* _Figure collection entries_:
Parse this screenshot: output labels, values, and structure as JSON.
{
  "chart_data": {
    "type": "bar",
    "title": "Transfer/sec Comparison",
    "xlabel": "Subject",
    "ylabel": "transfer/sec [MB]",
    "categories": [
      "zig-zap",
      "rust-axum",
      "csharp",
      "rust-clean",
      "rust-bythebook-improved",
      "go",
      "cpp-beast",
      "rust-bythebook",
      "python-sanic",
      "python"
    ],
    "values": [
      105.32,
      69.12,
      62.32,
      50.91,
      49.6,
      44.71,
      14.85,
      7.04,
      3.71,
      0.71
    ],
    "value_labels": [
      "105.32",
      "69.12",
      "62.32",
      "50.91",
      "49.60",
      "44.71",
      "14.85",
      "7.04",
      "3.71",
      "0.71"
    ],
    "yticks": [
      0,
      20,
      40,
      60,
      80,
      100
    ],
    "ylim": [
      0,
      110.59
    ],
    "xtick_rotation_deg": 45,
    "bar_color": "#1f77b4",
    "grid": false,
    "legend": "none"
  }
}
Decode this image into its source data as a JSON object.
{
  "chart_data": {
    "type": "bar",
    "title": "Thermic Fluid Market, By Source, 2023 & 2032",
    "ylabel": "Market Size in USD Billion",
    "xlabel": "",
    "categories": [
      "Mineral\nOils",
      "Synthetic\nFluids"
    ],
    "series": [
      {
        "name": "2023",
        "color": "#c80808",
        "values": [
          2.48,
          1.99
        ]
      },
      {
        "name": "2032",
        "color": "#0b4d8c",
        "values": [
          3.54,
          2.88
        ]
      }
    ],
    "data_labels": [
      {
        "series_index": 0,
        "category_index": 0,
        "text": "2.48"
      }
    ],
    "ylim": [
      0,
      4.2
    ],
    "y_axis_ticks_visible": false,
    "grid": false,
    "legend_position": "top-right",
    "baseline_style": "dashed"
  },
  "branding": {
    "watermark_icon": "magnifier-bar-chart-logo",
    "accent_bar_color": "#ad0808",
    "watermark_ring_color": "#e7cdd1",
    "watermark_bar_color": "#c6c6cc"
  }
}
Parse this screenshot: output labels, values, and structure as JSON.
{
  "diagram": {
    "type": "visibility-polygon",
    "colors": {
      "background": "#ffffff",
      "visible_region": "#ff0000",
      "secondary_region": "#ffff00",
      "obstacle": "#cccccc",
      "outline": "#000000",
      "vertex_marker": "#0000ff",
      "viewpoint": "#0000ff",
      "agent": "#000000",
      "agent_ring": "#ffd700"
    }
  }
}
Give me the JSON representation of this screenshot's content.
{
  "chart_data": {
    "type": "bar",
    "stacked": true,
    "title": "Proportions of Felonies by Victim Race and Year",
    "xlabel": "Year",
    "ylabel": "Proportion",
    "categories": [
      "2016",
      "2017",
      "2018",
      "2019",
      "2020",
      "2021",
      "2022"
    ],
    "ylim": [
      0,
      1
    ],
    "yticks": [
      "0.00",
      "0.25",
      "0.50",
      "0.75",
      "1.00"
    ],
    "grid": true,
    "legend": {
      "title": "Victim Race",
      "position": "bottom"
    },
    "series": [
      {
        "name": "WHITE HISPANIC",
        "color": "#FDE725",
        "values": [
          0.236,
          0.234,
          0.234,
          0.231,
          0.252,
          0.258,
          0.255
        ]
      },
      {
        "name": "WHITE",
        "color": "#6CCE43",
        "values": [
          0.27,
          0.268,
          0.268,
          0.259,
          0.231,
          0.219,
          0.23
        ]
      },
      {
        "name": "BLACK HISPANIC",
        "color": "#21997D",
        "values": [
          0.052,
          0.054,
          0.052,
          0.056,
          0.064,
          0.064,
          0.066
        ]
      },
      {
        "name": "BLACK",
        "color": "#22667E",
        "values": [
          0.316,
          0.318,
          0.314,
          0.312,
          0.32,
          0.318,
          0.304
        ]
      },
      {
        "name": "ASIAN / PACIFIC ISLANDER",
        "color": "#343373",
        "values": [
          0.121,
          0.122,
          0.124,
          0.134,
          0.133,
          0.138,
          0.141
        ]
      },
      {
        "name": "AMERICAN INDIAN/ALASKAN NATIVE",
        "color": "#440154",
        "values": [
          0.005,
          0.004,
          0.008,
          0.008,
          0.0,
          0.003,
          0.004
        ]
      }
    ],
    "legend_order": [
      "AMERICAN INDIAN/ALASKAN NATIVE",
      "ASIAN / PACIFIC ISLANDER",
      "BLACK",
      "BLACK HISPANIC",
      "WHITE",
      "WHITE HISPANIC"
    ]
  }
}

* _EXERCISE AIM_:
Reproduce the listing in full. Keep it exactly as written.

* _RESPONSE FOR THIS EXERCISE_:
Parse this screenshot: output labels, values, and structure as JSON.
{
  "chart_data": {
    "type": "bar",
    "title": "Transfer/sec Comparison",
    "xlabel": "Subject",
    "ylabel": "transfer/sec [MB]",
    "categories": [
      "zig-zap",
      "rust-axum",
      "csharp",
      "rust-clean",
      "rust-bythebook-improved",
      "go",
      "cpp-beast",
      "rust-bythebook",
      "python-sanic",
      "python"
    ],
    "values": [
      105.32,
      69.12,
      62.32,
      50.91,
      49.6,
      44.71,
      14.85,
      7.04,
      3.71,
      0.71
    ],
    "value_labels": [
      "105.32",
      "69.12",
      "62.32",
      "50.91",
      "49.60",
      "44.71",
      "14.85",
      "7.04",
      "3.71",
      "0.71"
    ],
    "yticks": [
      0,
      20,
      40,
      60,
      80,
      100
    ],
    "ylim": [
      0,
      110.59
    ],
    "xtick_rotation_deg": 45,
    "bar_color": "#1f77b4",
    "grid": false,
    "legend": "none"
  }
}
Decode this image into its source data as a JSON object.
{
  "chart_data": {
    "type": "bar",
    "title": "Thermic Fluid Market, By Source, 2023 & 2032",
    "ylabel": "Market Size in USD Billion",
    "xlabel": "",
    "categories": [
      "Mineral\nOils",
      "Synthetic\nFluids"
    ],
    "series": [
      {
        "name": "2023",
        "color": "#c80808",
        "values": [
          2.48,
          1.99
        ]
      },
      {
        "name": "2032",
        "color": "#0b4d8c",
        "values": [
          3.54,
          2.88
        ]
      }
    ],
    "data_labels": [
      {
        "series_index": 0,
        "category_index": 0,
        "text": "2.48"
      }
    ],
    "ylim": [
      0,
      4.2
    ],
    "y_axis_ticks_visible": false,
    "grid": false,
    "legend_position": "top-right",
    "baseline_style": "dashed"
  },
  "branding": {
    "watermark_icon": "magnifier-bar-chart-logo",
    "accent_bar_color": "#ad0808",
    "watermark_ring_color": "#e7cdd1",
    "watermark_bar_color": "#c6c6cc"
  }
}
Parse this screenshot: output labels, values, and structure as JSON.
{
  "diagram": {
    "type": "visibility-polygon",
    "colors": {
      "background": "#ffffff",
      "visible_region": "#ff0000",
      "secondary_region": "#ffff00",
      "obstacle": "#cccccc",
      "outline": "#000000",
      "vertex_marker": "#0000ff",
      "viewpoint": "#0000ff",
      "agent": "#000000",
      "agent_ring": "#ffd700"
    }
  }
}
Give me the JSON representation of this screenshot's content.
{
  "chart_data": {
    "type": "bar",
    "stacked": true,
    "title": "Proportions of Felonies by Victim Race and Year",
    "xlabel": "Year",
    "ylabel": "Proportion",
    "categories": [
      "2016",
      "2017",
      "2018",
      "2019",
      "2020",
      "2021",
      "2022"
    ],
    "ylim": [
      0,
      1
    ],
    "yticks": [
      "0.00",
      "0.25",
      "0.50",
      "0.75",
      "1.00"
    ],
    "grid": true,
    "legend": {
      "title": "Victim Race",
      "position": "bottom"
    },
    "series": [
      {
        "name": "WHITE HISPANIC",
        "color": "#FDE725",
        "values": [
          0.236,
          0.234,
          0.234,
          0.231,
          0.252,
          0.258,
          0.255
        ]
      },
      {
        "name": "WHITE",
        "color": "#6CCE43",
        "values": [
          0.27,
          0.268,
          0.268,
          0.259,
          0.231,
          0.219,
          0.23
        ]
      },
      {
        "name": "BLACK HISPANIC",
        "color": "#21997D",
        "values": [
          0.052,
          0.054,
          0.052,
          0.056,
          0.064,
          0.064,
          0.066
        ]
      },
      {
        "name": "BLACK",
        "color": "#22667E",
        "values": [
          0.316,
          0.318,
          0.314,
          0.312,
          0.32,
          0.318,
          0.304
        ]
      },
      {
        "name": "ASIAN / PACIFIC ISLANDER",
        "color": "#343373",
        "values": [
          0.121,
          0.122,
          0.124,
          0.134,
          0.133,
          0.138,
          0.141
        ]
      },
      {
        "name": "AMERICAN INDIAN/ALASKAN NATIVE",
        "color": "#440154",
        "values": [
          0.005,
          0.004,
          0.008,
          0.008,
          0.0,
          0.003,
          0.004
        ]
      }
    ],
    "legend_order": [
      "AMERICAN INDIAN/ALASKAN NATIVE",
      "ASIAN / PACIFIC ISLANDER",
      "BLACK",
      "BLACK HISPANIC",
      "WHITE",
      "WHITE HISPANIC"
    ]
  }
}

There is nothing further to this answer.